§ **Task goal**
Reply with only the number of lines that contain the string "detached".

§ **Records for the exercise**
***

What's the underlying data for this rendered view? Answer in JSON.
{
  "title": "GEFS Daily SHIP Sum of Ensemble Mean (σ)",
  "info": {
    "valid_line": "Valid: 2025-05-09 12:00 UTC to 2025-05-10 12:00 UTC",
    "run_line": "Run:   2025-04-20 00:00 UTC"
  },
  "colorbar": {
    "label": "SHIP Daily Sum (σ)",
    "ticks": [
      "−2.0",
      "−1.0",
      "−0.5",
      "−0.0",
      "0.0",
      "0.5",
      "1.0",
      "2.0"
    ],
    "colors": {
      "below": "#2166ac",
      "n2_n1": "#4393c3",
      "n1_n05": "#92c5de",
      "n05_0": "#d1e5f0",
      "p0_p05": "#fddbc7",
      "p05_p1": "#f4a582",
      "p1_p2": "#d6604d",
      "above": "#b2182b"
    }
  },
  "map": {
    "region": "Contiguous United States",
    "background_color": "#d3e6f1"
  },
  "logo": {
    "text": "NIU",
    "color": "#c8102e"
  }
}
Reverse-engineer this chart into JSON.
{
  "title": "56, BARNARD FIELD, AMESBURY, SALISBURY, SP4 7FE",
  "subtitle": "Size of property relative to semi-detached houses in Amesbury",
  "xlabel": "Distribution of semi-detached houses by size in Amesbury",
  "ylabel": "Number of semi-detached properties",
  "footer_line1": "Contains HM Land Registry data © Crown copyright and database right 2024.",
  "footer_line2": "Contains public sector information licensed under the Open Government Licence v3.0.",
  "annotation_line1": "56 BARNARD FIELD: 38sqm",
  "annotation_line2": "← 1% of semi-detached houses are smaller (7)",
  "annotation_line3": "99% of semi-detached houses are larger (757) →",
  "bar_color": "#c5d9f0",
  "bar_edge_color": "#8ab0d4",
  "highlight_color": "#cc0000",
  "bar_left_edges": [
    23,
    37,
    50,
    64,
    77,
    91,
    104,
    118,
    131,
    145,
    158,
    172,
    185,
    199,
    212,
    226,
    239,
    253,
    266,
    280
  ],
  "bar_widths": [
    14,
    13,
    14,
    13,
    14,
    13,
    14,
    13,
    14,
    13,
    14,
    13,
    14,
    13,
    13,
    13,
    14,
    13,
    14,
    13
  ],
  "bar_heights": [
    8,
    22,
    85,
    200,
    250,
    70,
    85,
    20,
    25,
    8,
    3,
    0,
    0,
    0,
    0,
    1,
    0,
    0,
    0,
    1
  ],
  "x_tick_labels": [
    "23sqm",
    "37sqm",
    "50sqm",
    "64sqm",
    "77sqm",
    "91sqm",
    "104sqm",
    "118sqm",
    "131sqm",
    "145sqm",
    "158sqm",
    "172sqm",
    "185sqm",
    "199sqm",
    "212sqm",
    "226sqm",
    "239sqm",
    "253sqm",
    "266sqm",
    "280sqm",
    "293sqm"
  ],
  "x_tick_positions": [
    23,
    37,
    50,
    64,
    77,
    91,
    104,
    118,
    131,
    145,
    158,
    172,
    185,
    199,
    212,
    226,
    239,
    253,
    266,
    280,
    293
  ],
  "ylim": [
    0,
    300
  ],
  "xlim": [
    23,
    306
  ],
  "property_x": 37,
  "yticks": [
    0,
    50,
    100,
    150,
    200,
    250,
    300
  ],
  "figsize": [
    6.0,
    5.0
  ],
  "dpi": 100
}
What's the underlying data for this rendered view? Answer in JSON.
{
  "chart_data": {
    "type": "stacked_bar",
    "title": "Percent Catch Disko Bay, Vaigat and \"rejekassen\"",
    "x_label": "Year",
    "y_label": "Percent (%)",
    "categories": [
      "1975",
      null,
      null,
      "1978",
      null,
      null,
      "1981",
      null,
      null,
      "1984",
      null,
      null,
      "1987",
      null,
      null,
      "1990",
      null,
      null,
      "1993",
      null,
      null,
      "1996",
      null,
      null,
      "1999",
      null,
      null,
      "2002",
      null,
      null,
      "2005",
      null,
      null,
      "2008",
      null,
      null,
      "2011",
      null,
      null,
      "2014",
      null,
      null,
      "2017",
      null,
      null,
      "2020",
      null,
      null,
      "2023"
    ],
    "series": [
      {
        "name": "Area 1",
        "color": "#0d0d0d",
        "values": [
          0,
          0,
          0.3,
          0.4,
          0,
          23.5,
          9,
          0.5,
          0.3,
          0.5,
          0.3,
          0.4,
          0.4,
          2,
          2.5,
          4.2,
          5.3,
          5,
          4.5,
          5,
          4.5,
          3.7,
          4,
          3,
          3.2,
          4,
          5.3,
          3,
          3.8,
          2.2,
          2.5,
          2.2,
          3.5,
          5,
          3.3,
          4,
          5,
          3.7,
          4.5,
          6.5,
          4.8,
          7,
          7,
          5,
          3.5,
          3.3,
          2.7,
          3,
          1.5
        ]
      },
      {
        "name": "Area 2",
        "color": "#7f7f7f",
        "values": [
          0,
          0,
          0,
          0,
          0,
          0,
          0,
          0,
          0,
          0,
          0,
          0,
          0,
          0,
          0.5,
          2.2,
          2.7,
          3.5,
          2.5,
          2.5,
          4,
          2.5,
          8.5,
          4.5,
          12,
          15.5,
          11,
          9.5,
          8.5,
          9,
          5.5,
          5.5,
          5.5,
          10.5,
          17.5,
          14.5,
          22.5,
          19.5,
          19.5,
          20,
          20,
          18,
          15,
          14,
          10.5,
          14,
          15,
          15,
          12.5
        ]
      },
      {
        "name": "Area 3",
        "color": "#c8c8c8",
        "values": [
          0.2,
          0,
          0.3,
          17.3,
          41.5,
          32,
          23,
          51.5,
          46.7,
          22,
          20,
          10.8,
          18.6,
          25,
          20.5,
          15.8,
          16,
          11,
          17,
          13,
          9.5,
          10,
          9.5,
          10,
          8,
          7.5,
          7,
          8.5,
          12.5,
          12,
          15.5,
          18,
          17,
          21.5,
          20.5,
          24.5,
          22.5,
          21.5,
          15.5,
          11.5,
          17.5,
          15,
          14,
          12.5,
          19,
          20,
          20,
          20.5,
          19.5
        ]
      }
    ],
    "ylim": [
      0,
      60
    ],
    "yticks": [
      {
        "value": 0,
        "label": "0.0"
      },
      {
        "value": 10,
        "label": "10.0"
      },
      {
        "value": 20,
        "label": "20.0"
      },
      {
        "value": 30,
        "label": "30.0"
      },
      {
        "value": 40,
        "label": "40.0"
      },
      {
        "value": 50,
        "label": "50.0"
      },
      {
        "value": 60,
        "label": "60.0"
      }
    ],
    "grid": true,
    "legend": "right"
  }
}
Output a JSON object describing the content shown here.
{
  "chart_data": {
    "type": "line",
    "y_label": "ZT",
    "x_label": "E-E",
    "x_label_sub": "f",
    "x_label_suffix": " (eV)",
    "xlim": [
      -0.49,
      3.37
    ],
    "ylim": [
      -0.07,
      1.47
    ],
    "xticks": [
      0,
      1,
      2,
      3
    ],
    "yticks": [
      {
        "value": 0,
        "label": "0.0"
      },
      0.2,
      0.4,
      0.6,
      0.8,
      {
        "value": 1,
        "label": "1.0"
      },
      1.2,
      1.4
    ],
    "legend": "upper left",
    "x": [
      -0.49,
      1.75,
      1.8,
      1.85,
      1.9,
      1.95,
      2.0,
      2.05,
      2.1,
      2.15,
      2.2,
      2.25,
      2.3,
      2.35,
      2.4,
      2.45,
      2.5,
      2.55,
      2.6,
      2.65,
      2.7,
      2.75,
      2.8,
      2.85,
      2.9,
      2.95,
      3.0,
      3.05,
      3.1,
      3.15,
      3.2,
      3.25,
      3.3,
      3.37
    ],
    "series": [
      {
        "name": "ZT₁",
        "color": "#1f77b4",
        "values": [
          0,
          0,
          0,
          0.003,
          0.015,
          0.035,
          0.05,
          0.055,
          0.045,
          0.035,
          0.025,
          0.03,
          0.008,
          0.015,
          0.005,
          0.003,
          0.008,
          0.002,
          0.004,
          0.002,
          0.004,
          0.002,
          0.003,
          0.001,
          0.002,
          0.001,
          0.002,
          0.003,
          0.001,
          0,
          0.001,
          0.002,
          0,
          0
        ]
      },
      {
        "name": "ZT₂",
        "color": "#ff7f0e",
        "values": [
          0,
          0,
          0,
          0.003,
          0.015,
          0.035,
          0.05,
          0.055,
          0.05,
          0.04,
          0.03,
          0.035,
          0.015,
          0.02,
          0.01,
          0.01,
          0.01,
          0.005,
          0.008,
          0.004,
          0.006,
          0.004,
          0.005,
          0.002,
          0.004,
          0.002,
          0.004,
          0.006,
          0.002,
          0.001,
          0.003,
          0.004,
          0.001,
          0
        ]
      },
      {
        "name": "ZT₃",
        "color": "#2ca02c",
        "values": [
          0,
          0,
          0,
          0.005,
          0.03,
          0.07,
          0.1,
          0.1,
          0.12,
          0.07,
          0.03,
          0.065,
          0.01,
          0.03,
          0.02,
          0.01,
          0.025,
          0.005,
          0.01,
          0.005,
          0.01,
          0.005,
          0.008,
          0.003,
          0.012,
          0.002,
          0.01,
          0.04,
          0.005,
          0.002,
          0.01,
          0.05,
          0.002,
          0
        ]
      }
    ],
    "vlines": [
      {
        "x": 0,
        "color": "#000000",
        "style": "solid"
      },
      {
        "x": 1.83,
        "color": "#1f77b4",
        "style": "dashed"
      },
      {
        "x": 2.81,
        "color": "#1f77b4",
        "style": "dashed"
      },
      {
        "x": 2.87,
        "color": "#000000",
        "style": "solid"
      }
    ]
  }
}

***

§ **Completed exercise**
5